■ **Given exercise**
Omit every picture, then give all the entries again exactly.

(Entries from a visual dataset)
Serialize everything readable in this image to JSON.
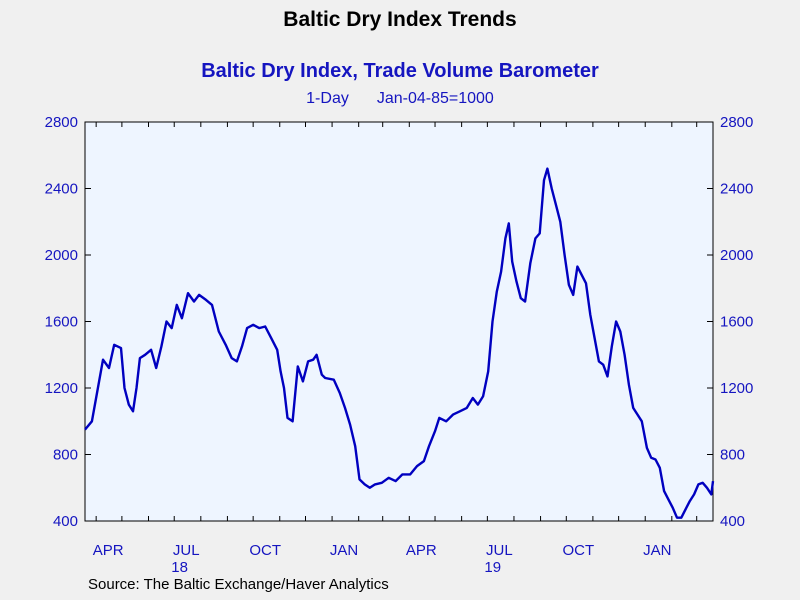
{
  "page_title": "Baltic Dry Index Trends",
  "source": "Source:  The Baltic Exchange/Haver Analytics",
  "chart_data": {
    "type": "line",
    "title": "Baltic Dry Index, Trade Volume Barometer",
    "subtitle_left": "1-Day",
    "subtitle_right": "Jan-04-85=1000",
    "xlabel": "",
    "ylabel": "",
    "ylim": [
      400,
      2800
    ],
    "y_ticks": [
      400,
      800,
      1200,
      1600,
      2000,
      2400,
      2800
    ],
    "y_tick_labels": [
      "400",
      "800",
      "1200",
      "1600",
      "2000",
      "2400",
      "2800"
    ],
    "x_range": [
      "2018-03-19",
      "2020-03-20"
    ],
    "x_ticks": [
      {
        "date": "2018-04-15",
        "label": "APR",
        "year": ""
      },
      {
        "date": "2018-07-15",
        "label": "JUL",
        "year": "18"
      },
      {
        "date": "2018-10-15",
        "label": "OCT",
        "year": ""
      },
      {
        "date": "2019-01-15",
        "label": "JAN",
        "year": ""
      },
      {
        "date": "2019-04-15",
        "label": "APR",
        "year": ""
      },
      {
        "date": "2019-07-15",
        "label": "JUL",
        "year": "19"
      },
      {
        "date": "2019-10-15",
        "label": "OCT",
        "year": ""
      },
      {
        "date": "2020-01-15",
        "label": "JAN",
        "year": ""
      }
    ],
    "grid": false,
    "series": [
      {
        "name": "",
        "color": "#0000c0",
        "points": [
          [
            "2018-03-19",
            950
          ],
          [
            "2018-03-27",
            1000
          ],
          [
            "2018-04-03",
            1200
          ],
          [
            "2018-04-09",
            1370
          ],
          [
            "2018-04-16",
            1320
          ],
          [
            "2018-04-22",
            1460
          ],
          [
            "2018-04-30",
            1440
          ],
          [
            "2018-05-04",
            1200
          ],
          [
            "2018-05-09",
            1100
          ],
          [
            "2018-05-14",
            1060
          ],
          [
            "2018-05-18",
            1200
          ],
          [
            "2018-05-22",
            1380
          ],
          [
            "2018-05-28",
            1400
          ],
          [
            "2018-06-04",
            1430
          ],
          [
            "2018-06-10",
            1320
          ],
          [
            "2018-06-16",
            1450
          ],
          [
            "2018-06-22",
            1600
          ],
          [
            "2018-06-28",
            1560
          ],
          [
            "2018-07-04",
            1700
          ],
          [
            "2018-07-10",
            1620
          ],
          [
            "2018-07-17",
            1770
          ],
          [
            "2018-07-24",
            1720
          ],
          [
            "2018-07-30",
            1760
          ],
          [
            "2018-08-07",
            1730
          ],
          [
            "2018-08-14",
            1700
          ],
          [
            "2018-08-22",
            1540
          ],
          [
            "2018-08-30",
            1460
          ],
          [
            "2018-09-06",
            1380
          ],
          [
            "2018-09-12",
            1360
          ],
          [
            "2018-09-18",
            1450
          ],
          [
            "2018-09-24",
            1560
          ],
          [
            "2018-10-01",
            1580
          ],
          [
            "2018-10-08",
            1560
          ],
          [
            "2018-10-15",
            1570
          ],
          [
            "2018-10-22",
            1500
          ],
          [
            "2018-10-29",
            1430
          ],
          [
            "2018-11-02",
            1300
          ],
          [
            "2018-11-06",
            1200
          ],
          [
            "2018-11-10",
            1020
          ],
          [
            "2018-11-16",
            1000
          ],
          [
            "2018-11-22",
            1330
          ],
          [
            "2018-11-28",
            1240
          ],
          [
            "2018-12-04",
            1360
          ],
          [
            "2018-12-10",
            1370
          ],
          [
            "2018-12-14",
            1400
          ],
          [
            "2018-12-20",
            1280
          ],
          [
            "2018-12-24",
            1260
          ],
          [
            "2019-01-03",
            1250
          ],
          [
            "2019-01-10",
            1170
          ],
          [
            "2019-01-16",
            1080
          ],
          [
            "2019-01-22",
            980
          ],
          [
            "2019-01-28",
            850
          ],
          [
            "2019-02-02",
            650
          ],
          [
            "2019-02-08",
            620
          ],
          [
            "2019-02-14",
            600
          ],
          [
            "2019-02-20",
            620
          ],
          [
            "2019-02-28",
            630
          ],
          [
            "2019-03-08",
            660
          ],
          [
            "2019-03-16",
            640
          ],
          [
            "2019-03-24",
            680
          ],
          [
            "2019-04-02",
            680
          ],
          [
            "2019-04-10",
            730
          ],
          [
            "2019-04-18",
            760
          ],
          [
            "2019-04-24",
            850
          ],
          [
            "2019-05-01",
            940
          ],
          [
            "2019-05-06",
            1020
          ],
          [
            "2019-05-14",
            1000
          ],
          [
            "2019-05-22",
            1040
          ],
          [
            "2019-05-30",
            1060
          ],
          [
            "2019-06-07",
            1080
          ],
          [
            "2019-06-14",
            1140
          ],
          [
            "2019-06-20",
            1100
          ],
          [
            "2019-06-26",
            1150
          ],
          [
            "2019-07-02",
            1300
          ],
          [
            "2019-07-07",
            1600
          ],
          [
            "2019-07-12",
            1780
          ],
          [
            "2019-07-17",
            1900
          ],
          [
            "2019-07-22",
            2100
          ],
          [
            "2019-07-26",
            2190
          ],
          [
            "2019-07-30",
            1960
          ],
          [
            "2019-08-04",
            1840
          ],
          [
            "2019-08-09",
            1740
          ],
          [
            "2019-08-14",
            1720
          ],
          [
            "2019-08-20",
            1950
          ],
          [
            "2019-08-26",
            2100
          ],
          [
            "2019-08-31",
            2130
          ],
          [
            "2019-09-05",
            2450
          ],
          [
            "2019-09-09",
            2520
          ],
          [
            "2019-09-14",
            2400
          ],
          [
            "2019-09-19",
            2300
          ],
          [
            "2019-09-24",
            2200
          ],
          [
            "2019-09-29",
            2000
          ],
          [
            "2019-10-04",
            1820
          ],
          [
            "2019-10-09",
            1760
          ],
          [
            "2019-10-14",
            1930
          ],
          [
            "2019-10-19",
            1880
          ],
          [
            "2019-10-24",
            1830
          ],
          [
            "2019-10-29",
            1640
          ],
          [
            "2019-11-03",
            1500
          ],
          [
            "2019-11-08",
            1360
          ],
          [
            "2019-11-13",
            1340
          ],
          [
            "2019-11-18",
            1270
          ],
          [
            "2019-11-23",
            1450
          ],
          [
            "2019-11-28",
            1600
          ],
          [
            "2019-12-03",
            1540
          ],
          [
            "2019-12-08",
            1400
          ],
          [
            "2019-12-13",
            1220
          ],
          [
            "2019-12-18",
            1080
          ],
          [
            "2019-12-28",
            1000
          ],
          [
            "2020-01-03",
            840
          ],
          [
            "2020-01-08",
            780
          ],
          [
            "2020-01-13",
            770
          ],
          [
            "2020-01-18",
            720
          ],
          [
            "2020-01-23",
            580
          ],
          [
            "2020-01-28",
            530
          ],
          [
            "2020-02-02",
            480
          ],
          [
            "2020-02-07",
            420
          ],
          [
            "2020-02-12",
            420
          ],
          [
            "2020-02-17",
            470
          ],
          [
            "2020-02-22",
            520
          ],
          [
            "2020-02-27",
            560
          ],
          [
            "2020-03-03",
            620
          ],
          [
            "2020-03-08",
            630
          ],
          [
            "2020-03-13",
            600
          ],
          [
            "2020-03-18",
            560
          ],
          [
            "2020-03-20",
            640
          ]
        ]
      }
    ]
  }
}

■ **Result**
Serialize everything readable in this image to JSON.
{
  "page_title": "Baltic Dry Index Trends",
  "source": "Source:  The Baltic Exchange/Haver Analytics",
  "chart_data": {
    "type": "line",
    "title": "Baltic Dry Index, Trade Volume Barometer",
    "subtitle_left": "1-Day",
    "subtitle_right": "Jan-04-85=1000",
    "xlabel": "",
    "ylabel": "",
    "ylim": [
      400,
      2800
    ],
    "y_ticks": [
      400,
      800,
      1200,
      1600,
      2000,
      2400,
      2800
    ],
    "y_tick_labels": [
      "400",
      "800",
      "1200",
      "1600",
      "2000",
      "2400",
      "2800"
    ],
    "x_range": [
      "2018-03-19",
      "2020-03-20"
    ],
    "x_ticks": [
      {
        "date": "2018-04-15",
        "label": "APR",
        "year": ""
      },
      {
        "date": "2018-07-15",
        "label": "JUL",
        "year": "18"
      },
      {
        "date": "2018-10-15",
        "label": "OCT",
        "year": ""
      },
      {
        "date": "2019-01-15",
        "label": "JAN",
        "year": ""
      },
      {
        "date": "2019-04-15",
        "label": "APR",
        "year": ""
      },
      {
        "date": "2019-07-15",
        "label": "JUL",
        "year": "19"
      },
      {
        "date": "2019-10-15",
        "label": "OCT",
        "year": ""
      },
      {
        "date": "2020-01-15",
        "label": "JAN",
        "year": ""
      }
    ],
    "grid": false,
    "series": [
      {
        "name": "",
        "color": "#0000c0",
        "points": [
          [
            "2018-03-19",
            950
          ],
          [
            "2018-03-27",
            1000
          ],
          [
            "2018-04-03",
            1200
          ],
          [
            "2018-04-09",
            1370
          ],
          [
            "2018-04-16",
            1320
          ],
          [
            "2018-04-22",
            1460
          ],
          [
            "2018-04-30",
            1440
          ],
          [
            "2018-05-04",
            1200
          ],
          [
            "2018-05-09",
            1100
          ],
          [
            "2018-05-14",
            1060
          ],
          [
            "2018-05-18",
            1200
          ],
          [
            "2018-05-22",
            1380
          ],
          [
            "2018-05-28",
            1400
          ],
          [
            "2018-06-04",
            1430
          ],
          [
            "2018-06-10",
            1320
          ],
          [
            "2018-06-16",
            1450
          ],
          [
            "2018-06-22",
            1600
          ],
          [
            "2018-06-28",
            1560
          ],
          [
            "2018-07-04",
            1700
          ],
          [
            "2018-07-10",
            1620
          ],
          [
            "2018-07-17",
            1770
          ],
          [
            "2018-07-24",
            1720
          ],
          [
            "2018-07-30",
            1760
          ],
          [
            "2018-08-07",
            1730
          ],
          [
            "2018-08-14",
            1700
          ],
          [
            "2018-08-22",
            1540
          ],
          [
            "2018-08-30",
            1460
          ],
          [
            "2018-09-06",
            1380
          ],
          [
            "2018-09-12",
            1360
          ],
          [
            "2018-09-18",
            1450
          ],
          [
            "2018-09-24",
            1560
          ],
          [
            "2018-10-01",
            1580
          ],
          [
            "2018-10-08",
            1560
          ],
          [
            "2018-10-15",
            1570
          ],
          [
            "2018-10-22",
            1500
          ],
          [
            "2018-10-29",
            1430
          ],
          [
            "2018-11-02",
            1300
          ],
          [
            "2018-11-06",
            1200
          ],
          [
            "2018-11-10",
            1020
          ],
          [
            "2018-11-16",
            1000
          ],
          [
            "2018-11-22",
            1330
          ],
          [
            "2018-11-28",
            1240
          ],
          [
            "2018-12-04",
            1360
          ],
          [
            "2018-12-10",
            1370
          ],
          [
            "2018-12-14",
            1400
          ],
          [
            "2018-12-20",
            1280
          ],
          [
            "2018-12-24",
            1260
          ],
          [
            "2019-01-03",
            1250
          ],
          [
            "2019-01-10",
            1170
          ],
          [
            "2019-01-16",
            1080
          ],
          [
            "2019-01-22",
            980
          ],
          [
            "2019-01-28",
            850
          ],
          [
            "2019-02-02",
            650
          ],
          [
            "2019-02-08",
            620
          ],
          [
            "2019-02-14",
            600
          ],
          [
            "2019-02-20",
            620
          ],
          [
            "2019-02-28",
            630
          ],
          [
            "2019-03-08",
            660
          ],
          [
            "2019-03-16",
            640
          ],
          [
            "2019-03-24",
            680
          ],
          [
            "2019-04-02",
            680
          ],
          [
            "2019-04-10",
            730
          ],
          [
            "2019-04-18",
            760
          ],
          [
            "2019-04-24",
            850
          ],
          [
            "2019-05-01",
            940
          ],
          [
            "2019-05-06",
            1020
          ],
          [
            "2019-05-14",
            1000
          ],
          [
            "2019-05-22",
            1040
          ],
          [
            "2019-05-30",
            1060
          ],
          [
            "2019-06-07",
            1080
          ],
          [
            "2019-06-14",
            1140
          ],
          [
            "2019-06-20",
            1100
          ],
          [
            "2019-06-26",
            1150
          ],
          [
            "2019-07-02",
            1300
          ],
          [
            "2019-07-07",
            1600
          ],
          [
            "2019-07-12",
            1780
          ],
          [
            "2019-07-17",
            1900
          ],
          [
            "2019-07-22",
            2100
          ],
          [
            "2019-07-26",
            2190
          ],
          [
            "2019-07-30",
            1960
          ],
          [
            "2019-08-04",
            1840
          ],
          [
            "2019-08-09",
            1740
          ],
          [
            "2019-08-14",
            1720
          ],
          [
            "2019-08-20",
            1950
          ],
          [
            "2019-08-26",
            2100
          ],
          [
            "2019-08-31",
            2130
          ],
          [
            "2019-09-05",
            2450
          ],
          [
            "2019-09-09",
            2520
          ],
          [
            "2019-09-14",
            2400
          ],
          [
            "2019-09-19",
            2300
          ],
          [
            "2019-09-24",
            2200
          ],
          [
            "2019-09-29",
            2000
          ],
          [
            "2019-10-04",
            1820
          ],
          [
            "2019-10-09",
            1760
          ],
          [
            "2019-10-14",
            1930
          ],
          [
            "2019-10-19",
            1880
          ],
          [
            "2019-10-24",
            1830
          ],
          [
            "2019-10-29",
            1640
          ],
          [
            "2019-11-03",
            1500
          ],
          [
            "2019-11-08",
            1360
          ],
          [
            "2019-11-13",
            1340
          ],
          [
            "2019-11-18",
            1270
          ],
          [
            "2019-11-23",
            1450
          ],
          [
            "2019-11-28",
            1600
          ],
          [
            "2019-12-03",
            1540
          ],
          [
            "2019-12-08",
            1400
          ],
          [
            "2019-12-13",
            1220
          ],
          [
            "2019-12-18",
            1080
          ],
          [
            "2019-12-28",
            1000
          ],
          [
            "2020-01-03",
            840
          ],
          [
            "2020-01-08",
            780
          ],
          [
            "2020-01-13",
            770
          ],
          [
            "2020-01-18",
            720
          ],
          [
            "2020-01-23",
            580
          ],
          [
            "2020-01-28",
            530
          ],
          [
            "2020-02-02",
            480
          ],
          [
            "2020-02-07",
            420
          ],
          [
            "2020-02-12",
            420
          ],
          [
            "2020-02-17",
            470
          ],
          [
            "2020-02-22",
            520
          ],
          [
            "2020-02-27",
            560
          ],
          [
            "2020-03-03",
            620
          ],
          [
            "2020-03-08",
            630
          ],
          [
            "2020-03-13",
            600
          ],
          [
            "2020-03-18",
            560
          ],
          [
            "2020-03-20",
            640
          ]
        ]
      }
    ]
  }
}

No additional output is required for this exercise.